Given problem:
Each record needs to be echoed exactly; can you do that?

Data for this exercise:
============================================================
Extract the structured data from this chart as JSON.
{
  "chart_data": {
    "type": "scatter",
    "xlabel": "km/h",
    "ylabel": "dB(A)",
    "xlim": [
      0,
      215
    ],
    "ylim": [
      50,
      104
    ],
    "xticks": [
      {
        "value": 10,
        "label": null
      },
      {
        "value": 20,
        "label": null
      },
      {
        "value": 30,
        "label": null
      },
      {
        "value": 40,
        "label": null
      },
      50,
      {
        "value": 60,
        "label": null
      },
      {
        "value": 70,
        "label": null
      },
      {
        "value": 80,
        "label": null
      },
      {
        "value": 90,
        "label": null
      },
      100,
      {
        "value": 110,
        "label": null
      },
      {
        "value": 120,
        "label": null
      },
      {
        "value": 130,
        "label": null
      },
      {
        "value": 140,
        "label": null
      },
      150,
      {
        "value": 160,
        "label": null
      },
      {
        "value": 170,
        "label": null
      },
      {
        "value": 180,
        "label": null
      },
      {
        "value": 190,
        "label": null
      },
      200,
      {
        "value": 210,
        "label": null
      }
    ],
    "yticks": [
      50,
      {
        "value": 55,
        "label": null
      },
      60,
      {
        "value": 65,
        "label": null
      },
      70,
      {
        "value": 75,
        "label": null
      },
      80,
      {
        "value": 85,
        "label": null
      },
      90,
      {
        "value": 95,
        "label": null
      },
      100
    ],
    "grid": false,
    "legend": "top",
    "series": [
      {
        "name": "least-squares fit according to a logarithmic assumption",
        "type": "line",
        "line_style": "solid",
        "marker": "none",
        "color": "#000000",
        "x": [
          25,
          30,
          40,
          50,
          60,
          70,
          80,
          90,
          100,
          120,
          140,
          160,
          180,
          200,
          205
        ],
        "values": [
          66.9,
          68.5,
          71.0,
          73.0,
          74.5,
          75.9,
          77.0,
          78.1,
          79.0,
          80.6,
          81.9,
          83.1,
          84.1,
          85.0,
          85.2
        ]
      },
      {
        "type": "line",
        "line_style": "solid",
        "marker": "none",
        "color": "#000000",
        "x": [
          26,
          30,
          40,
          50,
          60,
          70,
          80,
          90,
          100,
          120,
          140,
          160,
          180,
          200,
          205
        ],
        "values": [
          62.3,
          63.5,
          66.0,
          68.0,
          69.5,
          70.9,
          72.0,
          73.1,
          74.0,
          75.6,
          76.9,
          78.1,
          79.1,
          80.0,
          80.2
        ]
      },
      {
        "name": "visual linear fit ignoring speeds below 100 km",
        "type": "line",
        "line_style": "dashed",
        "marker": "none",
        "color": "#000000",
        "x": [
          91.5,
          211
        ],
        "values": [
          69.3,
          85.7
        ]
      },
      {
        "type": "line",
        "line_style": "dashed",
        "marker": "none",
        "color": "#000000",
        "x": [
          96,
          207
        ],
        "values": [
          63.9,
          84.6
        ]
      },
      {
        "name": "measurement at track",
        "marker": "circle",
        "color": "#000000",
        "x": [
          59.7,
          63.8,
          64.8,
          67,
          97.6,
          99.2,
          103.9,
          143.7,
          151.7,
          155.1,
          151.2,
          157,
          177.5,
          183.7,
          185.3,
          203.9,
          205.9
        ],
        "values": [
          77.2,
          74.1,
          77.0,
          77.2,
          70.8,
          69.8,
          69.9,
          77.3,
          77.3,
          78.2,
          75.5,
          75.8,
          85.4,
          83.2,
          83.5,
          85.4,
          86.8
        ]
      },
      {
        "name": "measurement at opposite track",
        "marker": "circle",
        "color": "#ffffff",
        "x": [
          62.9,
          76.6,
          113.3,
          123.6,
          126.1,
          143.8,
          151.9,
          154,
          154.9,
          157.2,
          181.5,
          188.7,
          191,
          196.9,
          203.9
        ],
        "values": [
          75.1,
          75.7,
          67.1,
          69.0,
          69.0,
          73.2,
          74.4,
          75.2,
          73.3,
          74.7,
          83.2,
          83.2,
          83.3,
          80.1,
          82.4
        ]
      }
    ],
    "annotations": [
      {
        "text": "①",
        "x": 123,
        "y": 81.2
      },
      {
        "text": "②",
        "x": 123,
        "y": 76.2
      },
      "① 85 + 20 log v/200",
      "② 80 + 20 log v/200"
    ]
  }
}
============================================================
Written answer:
Extract the structured data from this chart as JSON.
{
  "chart_data": {
    "type": "scatter",
    "xlabel": "km/h",
    "ylabel": "dB(A)",
    "xlim": [
      0,
      215
    ],
    "ylim": [
      50,
      104
    ],
    "xticks": [
      {
        "value": 10,
        "label": null
      },
      {
        "value": 20,
        "label": null
      },
      {
        "value": 30,
        "label": null
      },
      {
        "value": 40,
        "label": null
      },
      50,
      {
        "value": 60,
        "label": null
      },
      {
        "value": 70,
        "label": null
      },
      {
        "value": 80,
        "label": null
      },
      {
        "value": 90,
        "label": null
      },
      100,
      {
        "value": 110,
        "label": null
      },
      {
        "value": 120,
        "label": null
      },
      {
        "value": 130,
        "label": null
      },
      {
        "value": 140,
        "label": null
      },
      150,
      {
        "value": 160,
        "label": null
      },
      {
        "value": 170,
        "label": null
      },
      {
        "value": 180,
        "label": null
      },
      {
        "value": 190,
        "label": null
      },
      200,
      {
        "value": 210,
        "label": null
      }
    ],
    "yticks": [
      50,
      {
        "value": 55,
        "label": null
      },
      60,
      {
        "value": 65,
        "label": null
      },
      70,
      {
        "value": 75,
        "label": null
      },
      80,
      {
        "value": 85,
        "label": null
      },
      90,
      {
        "value": 95,
        "label": null
      },
      100
    ],
    "grid": false,
    "legend": "top",
    "series": [
      {
        "name": "least-squares fit according to a logarithmic assumption",
        "type": "line",
        "line_style": "solid",
        "marker": "none",
        "color": "#000000",
        "x": [
          25,
          30,
          40,
          50,
          60,
          70,
          80,
          90,
          100,
          120,
          140,
          160,
          180,
          200,
          205
        ],
        "values": [
          66.9,
          68.5,
          71.0,
          73.0,
          74.5,
          75.9,
          77.0,
          78.1,
          79.0,
          80.6,
          81.9,
          83.1,
          84.1,
          85.0,
          85.2
        ]
      },
      {
        "type": "line",
        "line_style": "solid",
        "marker": "none",
        "color": "#000000",
        "x": [
          26,
          30,
          40,
          50,
          60,
          70,
          80,
          90,
          100,
          120,
          140,
          160,
          180,
          200,
          205
        ],
        "values": [
          62.3,
          63.5,
          66.0,
          68.0,
          69.5,
          70.9,
          72.0,
          73.1,
          74.0,
          75.6,
          76.9,
          78.1,
          79.1,
          80.0,
          80.2
        ]
      },
      {
        "name": "visual linear fit ignoring speeds below 100 km",
        "type": "line",
        "line_style": "dashed",
        "marker": "none",
        "color": "#000000",
        "x": [
          91.5,
          211
        ],
        "values": [
          69.3,
          85.7
        ]
      },
      {
        "type": "line",
        "line_style": "dashed",
        "marker": "none",
        "color": "#000000",
        "x": [
          96,
          207
        ],
        "values": [
          63.9,
          84.6
        ]
      },
      {
        "name": "measurement at track",
        "marker": "circle",
        "color": "#000000",
        "x": [
          59.7,
          63.8,
          64.8,
          67,
          97.6,
          99.2,
          103.9,
          143.7,
          151.7,
          155.1,
          151.2,
          157,
          177.5,
          183.7,
          185.3,
          203.9,
          205.9
        ],
        "values": [
          77.2,
          74.1,
          77.0,
          77.2,
          70.8,
          69.8,
          69.9,
          77.3,
          77.3,
          78.2,
          75.5,
          75.8,
          85.4,
          83.2,
          83.5,
          85.4,
          86.8
        ]
      },
      {
        "name": "measurement at opposite track",
        "marker": "circle",
        "color": "#ffffff",
        "x": [
          62.9,
          76.6,
          113.3,
          123.6,
          126.1,
          143.8,
          151.9,
          154,
          154.9,
          157.2,
          181.5,
          188.7,
          191,
          196.9,
          203.9
        ],
        "values": [
          75.1,
          75.7,
          67.1,
          69.0,
          69.0,
          73.2,
          74.4,
          75.2,
          73.3,
          74.7,
          83.2,
          83.2,
          83.3,
          80.1,
          82.4
        ]
      }
    ],
    "annotations": [
      {
        "text": "①",
        "x": 123,
        "y": 81.2
      },
      {
        "text": "②",
        "x": 123,
        "y": 76.2
      },
      "① 85 + 20 log v/200",
      "② 80 + 20 log v/200"
    ]
  }
}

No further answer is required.